— begin Information supplied —

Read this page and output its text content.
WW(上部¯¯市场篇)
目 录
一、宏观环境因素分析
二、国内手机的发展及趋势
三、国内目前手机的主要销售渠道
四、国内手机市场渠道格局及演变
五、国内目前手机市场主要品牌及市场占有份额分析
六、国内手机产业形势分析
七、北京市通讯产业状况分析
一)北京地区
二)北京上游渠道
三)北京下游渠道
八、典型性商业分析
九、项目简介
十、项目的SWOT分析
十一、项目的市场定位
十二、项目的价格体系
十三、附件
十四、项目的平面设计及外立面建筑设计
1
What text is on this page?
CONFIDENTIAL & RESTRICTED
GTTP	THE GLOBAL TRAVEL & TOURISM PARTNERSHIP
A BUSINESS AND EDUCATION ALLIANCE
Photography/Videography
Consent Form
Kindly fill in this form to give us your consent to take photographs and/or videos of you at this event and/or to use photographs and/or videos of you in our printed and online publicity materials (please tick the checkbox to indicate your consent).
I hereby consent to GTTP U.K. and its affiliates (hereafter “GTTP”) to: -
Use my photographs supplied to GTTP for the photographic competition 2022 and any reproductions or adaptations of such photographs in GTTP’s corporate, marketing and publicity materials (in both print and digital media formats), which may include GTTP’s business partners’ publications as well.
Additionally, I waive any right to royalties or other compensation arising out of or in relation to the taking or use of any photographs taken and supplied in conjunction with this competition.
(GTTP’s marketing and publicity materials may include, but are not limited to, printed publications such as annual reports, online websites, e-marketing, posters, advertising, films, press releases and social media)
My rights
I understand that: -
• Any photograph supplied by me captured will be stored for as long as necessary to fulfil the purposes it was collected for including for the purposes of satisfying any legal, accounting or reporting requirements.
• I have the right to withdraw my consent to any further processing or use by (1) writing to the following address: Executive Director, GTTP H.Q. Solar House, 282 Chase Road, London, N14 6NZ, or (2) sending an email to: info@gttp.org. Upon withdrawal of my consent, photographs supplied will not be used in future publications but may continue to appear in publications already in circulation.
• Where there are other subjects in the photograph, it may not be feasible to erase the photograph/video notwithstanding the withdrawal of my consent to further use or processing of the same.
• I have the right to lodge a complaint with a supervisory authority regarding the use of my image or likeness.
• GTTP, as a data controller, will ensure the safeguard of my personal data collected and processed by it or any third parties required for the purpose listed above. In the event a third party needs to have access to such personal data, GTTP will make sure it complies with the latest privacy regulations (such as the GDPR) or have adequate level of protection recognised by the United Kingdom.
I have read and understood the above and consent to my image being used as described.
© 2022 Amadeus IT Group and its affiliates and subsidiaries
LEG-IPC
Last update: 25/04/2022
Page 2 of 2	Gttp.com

— end Information supplied —

§ **Exercise task**:
Repeat the material in full, exactly as it stands.

§ **Full response**:
Read this page and output its text content.
WW(上部¯¯市场篇)
目 录
一、宏观环境因素分析
二、国内手机的发展及趋势
三、国内目前手机的主要销售渠道
四、国内手机市场渠道格局及演变
五、国内目前手机市场主要品牌及市场占有份额分析
六、国内手机产业形势分析
七、北京市通讯产业状况分析
一)北京地区
二)北京上游渠道
三)北京下游渠道
八、典型性商业分析
九、项目简介
十、项目的SWOT分析
十一、项目的市场定位
十二、项目的价格体系
十三、附件
十四、项目的平面设计及外立面建筑设计
1
What text is on this page?
CONFIDENTIAL & RESTRICTED
GTTP	THE GLOBAL TRAVEL & TOURISM PARTNERSHIP
A BUSINESS AND EDUCATION ALLIANCE
Photography/Videography
Consent Form
Kindly fill in this form to give us your consent to take photographs and/or videos of you at this event and/or to use photographs and/or videos of you in our printed and online publicity materials (please tick the checkbox to indicate your consent).
I hereby consent to GTTP U.K. and its affiliates (hereafter “GTTP”) to: -
Use my photographs supplied to GTTP for the photographic competition 2022 and any reproductions or adaptations of such photographs in GTTP’s corporate, marketing and publicity materials (in both print and digital media formats), which may include GTTP’s business partners’ publications as well.
Additionally, I waive any right to royalties or other compensation arising out of or in relation to the taking or use of any photographs taken and supplied in conjunction with this competition.
(GTTP’s marketing and publicity materials may include, but are not limited to, printed publications such as annual reports, online websites, e-marketing, posters, advertising, films, press releases and social media)
My rights
I understand that: -
• Any photograph supplied by me captured will be stored for as long as necessary to fulfil the purposes it was collected for including for the purposes of satisfying any legal, accounting or reporting requirements.
• I have the right to withdraw my consent to any further processing or use by (1) writing to the following address: Executive Director, GTTP H.Q. Solar House, 282 Chase Road, London, N14 6NZ, or (2) sending an email to: info@gttp.org. Upon withdrawal of my consent, photographs supplied will not be used in future publications but may continue to appear in publications already in circulation.
• Where there are other subjects in the photograph, it may not be feasible to erase the photograph/video notwithstanding the withdrawal of my consent to further use or processing of the same.
• I have the right to lodge a complaint with a supervisory authority regarding the use of my image or likeness.
• GTTP, as a data controller, will ensure the safeguard of my personal data collected and processed by it or any third parties required for the purpose listed above. In the event a third party needs to have access to such personal data, GTTP will make sure it complies with the latest privacy regulations (such as the GDPR) or have adequate level of protection recognised by the United Kingdom.
I have read and understood the above and consent to my image being used as described.
© 2022 Amadeus IT Group and its affiliates and subsidiaries
LEG-IPC
Last update: 25/04/2022
Page 2 of 2	Gttp.com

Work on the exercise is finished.